Without the pictures, repeat the listing character for character.

==*==

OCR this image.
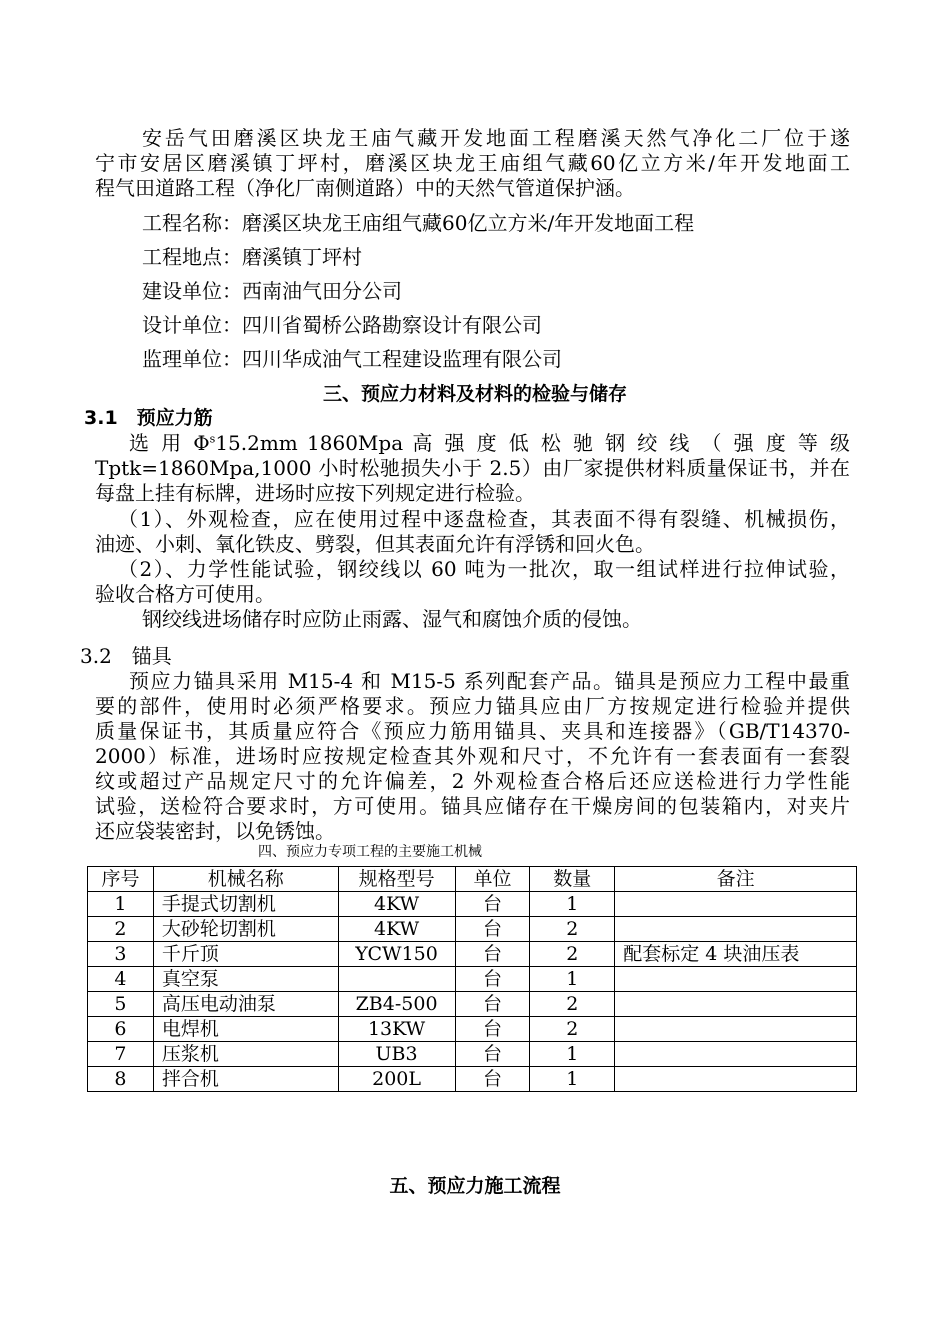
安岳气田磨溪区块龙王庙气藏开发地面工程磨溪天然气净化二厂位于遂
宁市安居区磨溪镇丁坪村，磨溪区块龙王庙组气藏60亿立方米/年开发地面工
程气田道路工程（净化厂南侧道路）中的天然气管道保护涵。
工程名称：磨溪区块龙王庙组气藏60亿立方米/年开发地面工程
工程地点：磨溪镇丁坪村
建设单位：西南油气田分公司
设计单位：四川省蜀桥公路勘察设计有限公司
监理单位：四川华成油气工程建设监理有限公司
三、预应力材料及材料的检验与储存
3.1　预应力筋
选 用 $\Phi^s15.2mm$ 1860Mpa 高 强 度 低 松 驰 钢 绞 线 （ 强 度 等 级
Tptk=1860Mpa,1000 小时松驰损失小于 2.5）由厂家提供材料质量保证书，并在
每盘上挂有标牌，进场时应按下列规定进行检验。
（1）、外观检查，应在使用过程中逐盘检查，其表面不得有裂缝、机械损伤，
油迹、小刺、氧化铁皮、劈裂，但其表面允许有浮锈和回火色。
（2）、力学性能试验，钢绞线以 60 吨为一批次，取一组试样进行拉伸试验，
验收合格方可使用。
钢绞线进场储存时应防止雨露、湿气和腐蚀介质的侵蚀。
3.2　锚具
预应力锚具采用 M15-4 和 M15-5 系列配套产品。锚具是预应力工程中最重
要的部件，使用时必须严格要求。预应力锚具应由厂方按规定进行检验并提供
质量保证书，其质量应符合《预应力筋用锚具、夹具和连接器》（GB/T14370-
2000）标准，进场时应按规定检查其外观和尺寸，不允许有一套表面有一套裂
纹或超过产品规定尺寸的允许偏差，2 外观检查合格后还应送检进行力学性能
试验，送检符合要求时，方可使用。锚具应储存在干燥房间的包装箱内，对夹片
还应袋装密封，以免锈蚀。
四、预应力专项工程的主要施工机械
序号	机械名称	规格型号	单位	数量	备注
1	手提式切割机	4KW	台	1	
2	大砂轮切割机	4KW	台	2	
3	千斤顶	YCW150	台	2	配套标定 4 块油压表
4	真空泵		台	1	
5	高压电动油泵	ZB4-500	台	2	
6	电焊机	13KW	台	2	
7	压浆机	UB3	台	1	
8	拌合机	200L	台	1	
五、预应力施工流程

==*==

■ PROBLEM SOLUTION ■
OCR this image.
安岳气田磨溪区块龙王庙气藏开发地面工程磨溪天然气净化二厂位于遂
宁市安居区磨溪镇丁坪村，磨溪区块龙王庙组气藏60亿立方米/年开发地面工
程气田道路工程（净化厂南侧道路）中的天然气管道保护涵。
工程名称：磨溪区块龙王庙组气藏60亿立方米/年开发地面工程
工程地点：磨溪镇丁坪村
建设单位：西南油气田分公司
设计单位：四川省蜀桥公路勘察设计有限公司
监理单位：四川华成油气工程建设监理有限公司
三、预应力材料及材料的检验与储存
3.1　预应力筋
选 用 $\Phi^s15.2mm$ 1860Mpa 高 强 度 低 松 驰 钢 绞 线 （ 强 度 等 级
Tptk=1860Mpa,1000 小时松驰损失小于 2.5）由厂家提供材料质量保证书，并在
每盘上挂有标牌，进场时应按下列规定进行检验。
（1）、外观检查，应在使用过程中逐盘检查，其表面不得有裂缝、机械损伤，
油迹、小刺、氧化铁皮、劈裂，但其表面允许有浮锈和回火色。
（2）、力学性能试验，钢绞线以 60 吨为一批次，取一组试样进行拉伸试验，
验收合格方可使用。
钢绞线进场储存时应防止雨露、湿气和腐蚀介质的侵蚀。
3.2　锚具
预应力锚具采用 M15-4 和 M15-5 系列配套产品。锚具是预应力工程中最重
要的部件，使用时必须严格要求。预应力锚具应由厂方按规定进行检验并提供
质量保证书，其质量应符合《预应力筋用锚具、夹具和连接器》（GB/T14370-
2000）标准，进场时应按规定检查其外观和尺寸，不允许有一套表面有一套裂
纹或超过产品规定尺寸的允许偏差，2 外观检查合格后还应送检进行力学性能
试验，送检符合要求时，方可使用。锚具应储存在干燥房间的包装箱内，对夹片
还应袋装密封，以免锈蚀。
四、预应力专项工程的主要施工机械
序号	机械名称	规格型号	单位	数量	备注
1	手提式切割机	4KW	台	1	
2	大砂轮切割机	4KW	台	2	
3	千斤顶	YCW150	台	2	配套标定 4 块油压表
4	真空泵		台	1	
5	高压电动油泵	ZB4-500	台	2	
6	电焊机	13KW	台	2	
7	压浆机	UB3	台	1	
8	拌合机	200L	台	1	
五、预应力施工流程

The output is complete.